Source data
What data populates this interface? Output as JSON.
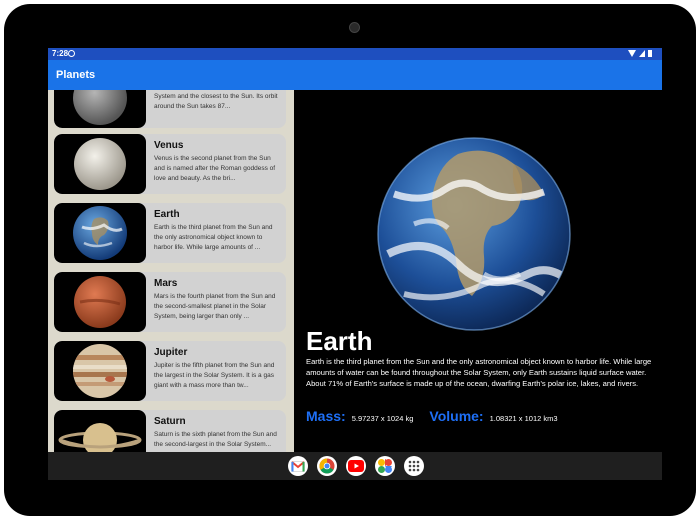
{
  "status": {
    "time": "7:28"
  },
  "app": {
    "title": "Planets"
  },
  "planets": [
    {
      "name": "",
      "description": "Mercury is the smallest planet in the Solar System and the closest to the Sun. Its orbit around the Sun takes 87..."
    },
    {
      "name": "Venus",
      "description": "Venus is the second planet from the Sun and is named after the Roman goddess of love and beauty. As the bri..."
    },
    {
      "name": "Earth",
      "description": "Earth is the third planet from the Sun and the only astronomical object known to harbor life. While large amounts of ..."
    },
    {
      "name": "Mars",
      "description": "Mars is the fourth planet from the Sun and the second-smallest planet in the Solar System, being larger than only ..."
    },
    {
      "name": "Jupiter",
      "description": "Jupiter is the fifth planet from the Sun and the largest in the Solar System. It is a gas giant with a mass more than tw..."
    },
    {
      "name": "Saturn",
      "description": "Saturn is the sixth planet from the Sun and the second-largest in the Solar System..."
    }
  ],
  "detail": {
    "title": "Earth",
    "description": "Earth is the third planet from the Sun and the only astronomical object known to harbor life. While large amounts of water can be found throughout the Solar System, only Earth sustains liquid surface water. About 71% of Earth's surface is made up of the ocean, dwarfing Earth's polar ice, lakes, and rivers.",
    "mass_label": "Mass:",
    "mass_value": "5.97237 x 1024 kg",
    "volume_label": "Volume:",
    "volume_value": "1.08321 x 1012 km3"
  },
  "dock": [
    "gmail-icon",
    "chrome-icon",
    "youtube-icon",
    "photos-icon",
    "apps-icon"
  ],
  "colors": {
    "appbar": "#1a73e8",
    "accent": "#1e6ff5",
    "list_bg": "#dcd9cc",
    "card_bg": "#d2d2d2"
  }
}
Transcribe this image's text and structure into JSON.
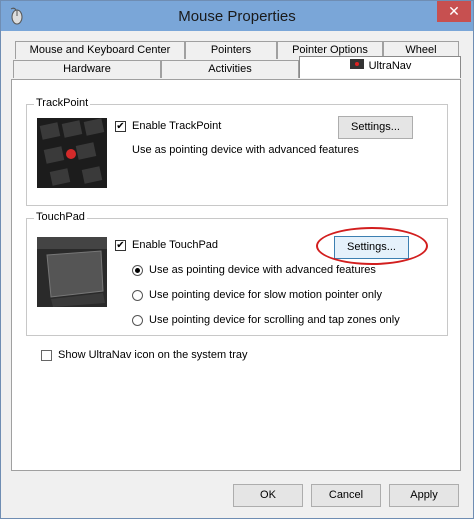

REQUIREMENTS: Repeat every record precisely. Any picture among them stays out of the copy.

RESULT BELOW:
What data populates this interface? Output as JSON.
{
  "status": {
    "time": "7:28"
  },
  "app": {
    "title": "Planets"
  },
  "planets": [
    {
      "name": "",
      "description": "Mercury is the smallest planet in the Solar System and the closest to the Sun. Its orbit around the Sun takes 87..."
    },
    {
      "name": "Venus",
      "description": "Venus is the second planet from the Sun and is named after the Roman goddess of love and beauty. As the bri..."
    },
    {
      "name": "Earth",
      "description": "Earth is the third planet from the Sun and the only astronomical object known to harbor life. While large amounts of ..."
    },
    {
      "name": "Mars",
      "description": "Mars is the fourth planet from the Sun and the second-smallest planet in the Solar System, being larger than only ..."
    },
    {
      "name": "Jupiter",
      "description": "Jupiter is the fifth planet from the Sun and the largest in the Solar System. It is a gas giant with a mass more than tw..."
    },
    {
      "name": "Saturn",
      "description": "Saturn is the sixth planet from the Sun and the second-largest in the Solar System..."
    }
  ],
  "detail": {
    "title": "Earth",
    "description": "Earth is the third planet from the Sun and the only astronomical object known to harbor life. While large amounts of water can be found throughout the Solar System, only Earth sustains liquid surface water. About 71% of Earth's surface is made up of the ocean, dwarfing Earth's polar ice, lakes, and rivers.",
    "mass_label": "Mass:",
    "mass_value": "5.97237 x 1024 kg",
    "volume_label": "Volume:",
    "volume_value": "1.08321 x 1012 km3"
  },
  "dock": [
    "gmail-icon",
    "chrome-icon",
    "youtube-icon",
    "photos-icon",
    "apps-icon"
  ],
  "colors": {
    "appbar": "#1a73e8",
    "accent": "#1e6ff5",
    "list_bg": "#dcd9cc",
    "card_bg": "#d2d2d2"
  }
}
Transcribe this image's text and structure into JSON.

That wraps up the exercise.